| Given problem |
Repeat the records below exactly, leaving out every picture.

| Items from a figure collection |
[start]

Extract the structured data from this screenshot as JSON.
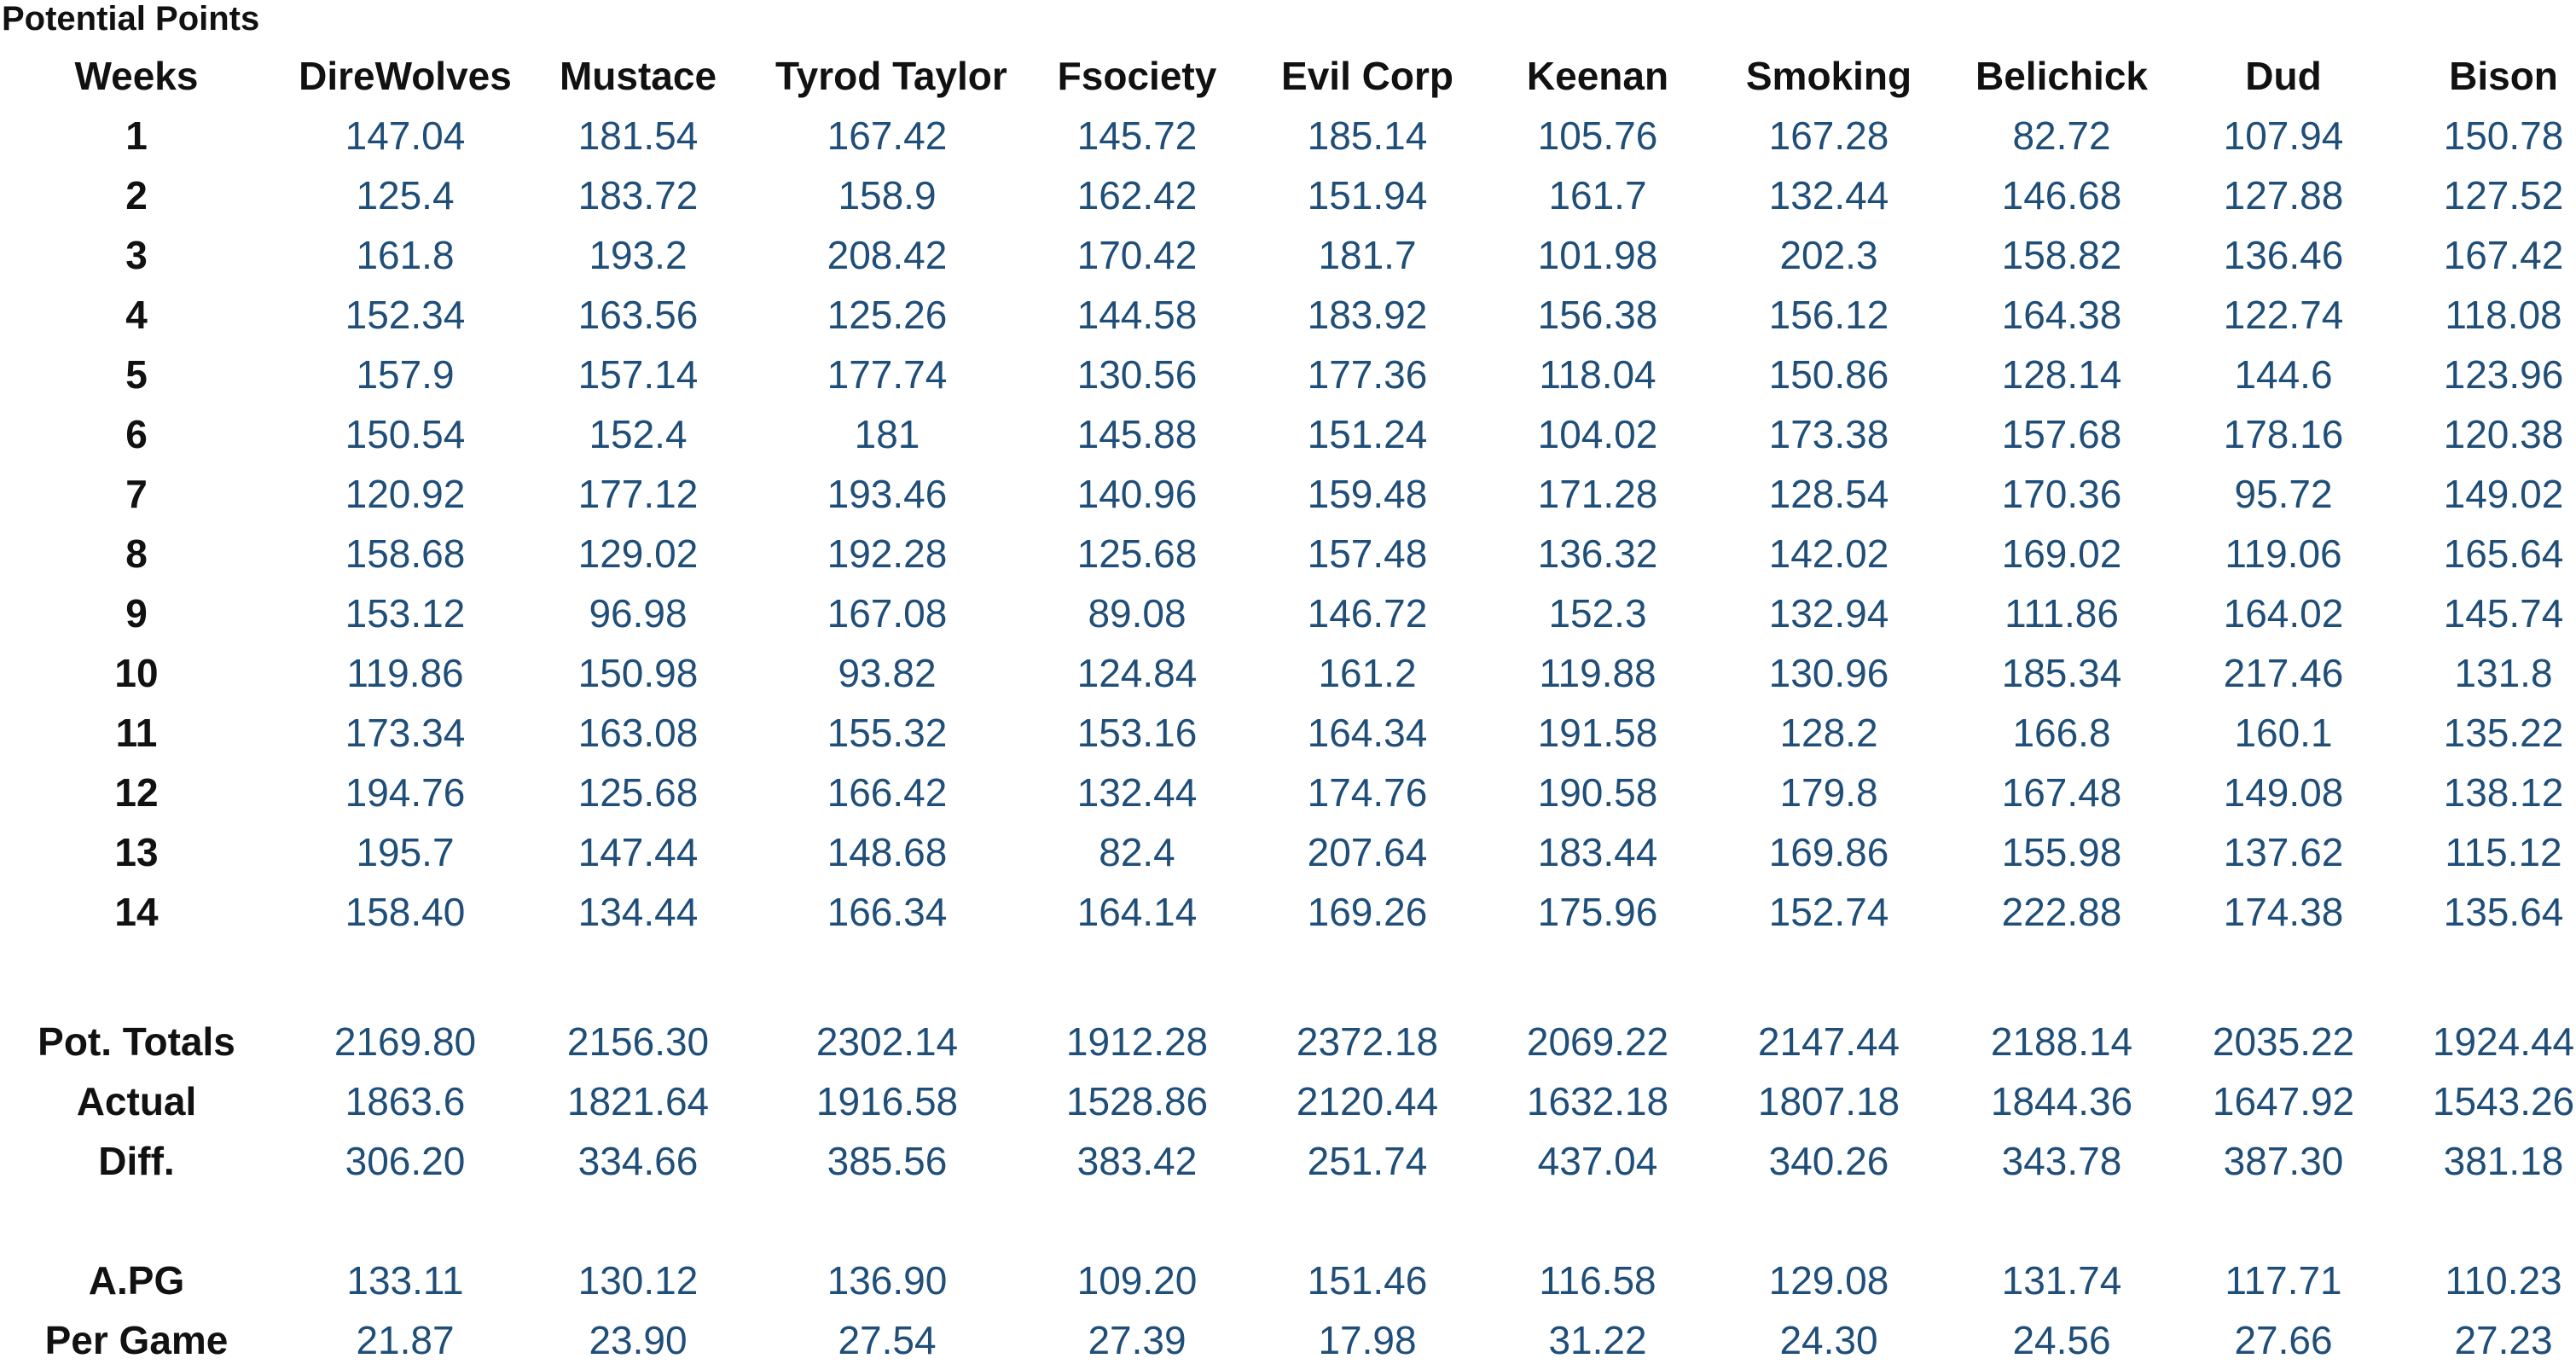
{
  "title": "Potential Points",
  "header_label": "Weeks",
  "teams": [
    "DireWolves",
    "Mustace",
    "Tyrod Taylor",
    "Fsociety",
    "Evil Corp",
    "Keenan",
    "Smoking",
    "Belichick",
    "Dud",
    "Bison"
  ],
  "weeks": [
    {
      "label": "1",
      "values": [
        "147.04",
        "181.54",
        "167.42",
        "145.72",
        "185.14",
        "105.76",
        "167.28",
        "82.72",
        "107.94",
        "150.78"
      ]
    },
    {
      "label": "2",
      "values": [
        "125.4",
        "183.72",
        "158.9",
        "162.42",
        "151.94",
        "161.7",
        "132.44",
        "146.68",
        "127.88",
        "127.52"
      ]
    },
    {
      "label": "3",
      "values": [
        "161.8",
        "193.2",
        "208.42",
        "170.42",
        "181.7",
        "101.98",
        "202.3",
        "158.82",
        "136.46",
        "167.42"
      ]
    },
    {
      "label": "4",
      "values": [
        "152.34",
        "163.56",
        "125.26",
        "144.58",
        "183.92",
        "156.38",
        "156.12",
        "164.38",
        "122.74",
        "118.08"
      ]
    },
    {
      "label": "5",
      "values": [
        "157.9",
        "157.14",
        "177.74",
        "130.56",
        "177.36",
        "118.04",
        "150.86",
        "128.14",
        "144.6",
        "123.96"
      ]
    },
    {
      "label": "6",
      "values": [
        "150.54",
        "152.4",
        "181",
        "145.88",
        "151.24",
        "104.02",
        "173.38",
        "157.68",
        "178.16",
        "120.38"
      ]
    },
    {
      "label": "7",
      "values": [
        "120.92",
        "177.12",
        "193.46",
        "140.96",
        "159.48",
        "171.28",
        "128.54",
        "170.36",
        "95.72",
        "149.02"
      ]
    },
    {
      "label": "8",
      "values": [
        "158.68",
        "129.02",
        "192.28",
        "125.68",
        "157.48",
        "136.32",
        "142.02",
        "169.02",
        "119.06",
        "165.64"
      ]
    },
    {
      "label": "9",
      "values": [
        "153.12",
        "96.98",
        "167.08",
        "89.08",
        "146.72",
        "152.3",
        "132.94",
        "111.86",
        "164.02",
        "145.74"
      ]
    },
    {
      "label": "10",
      "values": [
        "119.86",
        "150.98",
        "93.82",
        "124.84",
        "161.2",
        "119.88",
        "130.96",
        "185.34",
        "217.46",
        "131.8"
      ]
    },
    {
      "label": "11",
      "values": [
        "173.34",
        "163.08",
        "155.32",
        "153.16",
        "164.34",
        "191.58",
        "128.2",
        "166.8",
        "160.1",
        "135.22"
      ]
    },
    {
      "label": "12",
      "values": [
        "194.76",
        "125.68",
        "166.42",
        "132.44",
        "174.76",
        "190.58",
        "179.8",
        "167.48",
        "149.08",
        "138.12"
      ]
    },
    {
      "label": "13",
      "values": [
        "195.7",
        "147.44",
        "148.68",
        "82.4",
        "207.64",
        "183.44",
        "169.86",
        "155.98",
        "137.62",
        "115.12"
      ]
    },
    {
      "label": "14",
      "values": [
        "158.40",
        "134.44",
        "166.34",
        "164.14",
        "169.26",
        "175.96",
        "152.74",
        "222.88",
        "174.38",
        "135.64"
      ]
    }
  ],
  "totals": [
    {
      "label": "Pot. Totals",
      "values": [
        "2169.80",
        "2156.30",
        "2302.14",
        "1912.28",
        "2372.18",
        "2069.22",
        "2147.44",
        "2188.14",
        "2035.22",
        "1924.44"
      ]
    },
    {
      "label": "Actual",
      "values": [
        "1863.6",
        "1821.64",
        "1916.58",
        "1528.86",
        "2120.44",
        "1632.18",
        "1807.18",
        "1844.36",
        "1647.92",
        "1543.26"
      ]
    },
    {
      "label": "Diff.",
      "values": [
        "306.20",
        "334.66",
        "385.56",
        "383.42",
        "251.74",
        "437.04",
        "340.26",
        "343.78",
        "387.30",
        "381.18"
      ]
    }
  ],
  "averages": [
    {
      "label": "A.PG",
      "values": [
        "133.11",
        "130.12",
        "136.90",
        "109.20",
        "151.46",
        "116.58",
        "129.08",
        "131.74",
        "117.71",
        "110.23"
      ]
    },
    {
      "label": "Per Game",
      "values": [
        "21.87",
        "23.90",
        "27.54",
        "27.39",
        "17.98",
        "31.22",
        "24.30",
        "24.56",
        "27.66",
        "27.23"
      ]
    }
  ],
  "colors": {
    "text": "#111111",
    "value": "#1f4e79",
    "background": "#ffffff"
  }
}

[end]

| Result of this exercise |
Extract the structured data from this screenshot as JSON.
{
  "title": "Potential Points",
  "header_label": "Weeks",
  "teams": [
    "DireWolves",
    "Mustace",
    "Tyrod Taylor",
    "Fsociety",
    "Evil Corp",
    "Keenan",
    "Smoking",
    "Belichick",
    "Dud",
    "Bison"
  ],
  "weeks": [
    {
      "label": "1",
      "values": [
        "147.04",
        "181.54",
        "167.42",
        "145.72",
        "185.14",
        "105.76",
        "167.28",
        "82.72",
        "107.94",
        "150.78"
      ]
    },
    {
      "label": "2",
      "values": [
        "125.4",
        "183.72",
        "158.9",
        "162.42",
        "151.94",
        "161.7",
        "132.44",
        "146.68",
        "127.88",
        "127.52"
      ]
    },
    {
      "label": "3",
      "values": [
        "161.8",
        "193.2",
        "208.42",
        "170.42",
        "181.7",
        "101.98",
        "202.3",
        "158.82",
        "136.46",
        "167.42"
      ]
    },
    {
      "label": "4",
      "values": [
        "152.34",
        "163.56",
        "125.26",
        "144.58",
        "183.92",
        "156.38",
        "156.12",
        "164.38",
        "122.74",
        "118.08"
      ]
    },
    {
      "label": "5",
      "values": [
        "157.9",
        "157.14",
        "177.74",
        "130.56",
        "177.36",
        "118.04",
        "150.86",
        "128.14",
        "144.6",
        "123.96"
      ]
    },
    {
      "label": "6",
      "values": [
        "150.54",
        "152.4",
        "181",
        "145.88",
        "151.24",
        "104.02",
        "173.38",
        "157.68",
        "178.16",
        "120.38"
      ]
    },
    {
      "label": "7",
      "values": [
        "120.92",
        "177.12",
        "193.46",
        "140.96",
        "159.48",
        "171.28",
        "128.54",
        "170.36",
        "95.72",
        "149.02"
      ]
    },
    {
      "label": "8",
      "values": [
        "158.68",
        "129.02",
        "192.28",
        "125.68",
        "157.48",
        "136.32",
        "142.02",
        "169.02",
        "119.06",
        "165.64"
      ]
    },
    {
      "label": "9",
      "values": [
        "153.12",
        "96.98",
        "167.08",
        "89.08",
        "146.72",
        "152.3",
        "132.94",
        "111.86",
        "164.02",
        "145.74"
      ]
    },
    {
      "label": "10",
      "values": [
        "119.86",
        "150.98",
        "93.82",
        "124.84",
        "161.2",
        "119.88",
        "130.96",
        "185.34",
        "217.46",
        "131.8"
      ]
    },
    {
      "label": "11",
      "values": [
        "173.34",
        "163.08",
        "155.32",
        "153.16",
        "164.34",
        "191.58",
        "128.2",
        "166.8",
        "160.1",
        "135.22"
      ]
    },
    {
      "label": "12",
      "values": [
        "194.76",
        "125.68",
        "166.42",
        "132.44",
        "174.76",
        "190.58",
        "179.8",
        "167.48",
        "149.08",
        "138.12"
      ]
    },
    {
      "label": "13",
      "values": [
        "195.7",
        "147.44",
        "148.68",
        "82.4",
        "207.64",
        "183.44",
        "169.86",
        "155.98",
        "137.62",
        "115.12"
      ]
    },
    {
      "label": "14",
      "values": [
        "158.40",
        "134.44",
        "166.34",
        "164.14",
        "169.26",
        "175.96",
        "152.74",
        "222.88",
        "174.38",
        "135.64"
      ]
    }
  ],
  "totals": [
    {
      "label": "Pot. Totals",
      "values": [
        "2169.80",
        "2156.30",
        "2302.14",
        "1912.28",
        "2372.18",
        "2069.22",
        "2147.44",
        "2188.14",
        "2035.22",
        "1924.44"
      ]
    },
    {
      "label": "Actual",
      "values": [
        "1863.6",
        "1821.64",
        "1916.58",
        "1528.86",
        "2120.44",
        "1632.18",
        "1807.18",
        "1844.36",
        "1647.92",
        "1543.26"
      ]
    },
    {
      "label": "Diff.",
      "values": [
        "306.20",
        "334.66",
        "385.56",
        "383.42",
        "251.74",
        "437.04",
        "340.26",
        "343.78",
        "387.30",
        "381.18"
      ]
    }
  ],
  "averages": [
    {
      "label": "A.PG",
      "values": [
        "133.11",
        "130.12",
        "136.90",
        "109.20",
        "151.46",
        "116.58",
        "129.08",
        "131.74",
        "117.71",
        "110.23"
      ]
    },
    {
      "label": "Per Game",
      "values": [
        "21.87",
        "23.90",
        "27.54",
        "27.39",
        "17.98",
        "31.22",
        "24.30",
        "24.56",
        "27.66",
        "27.23"
      ]
    }
  ],
  "colors": {
    "text": "#111111",
    "value": "#1f4e79",
    "background": "#ffffff"
  }
}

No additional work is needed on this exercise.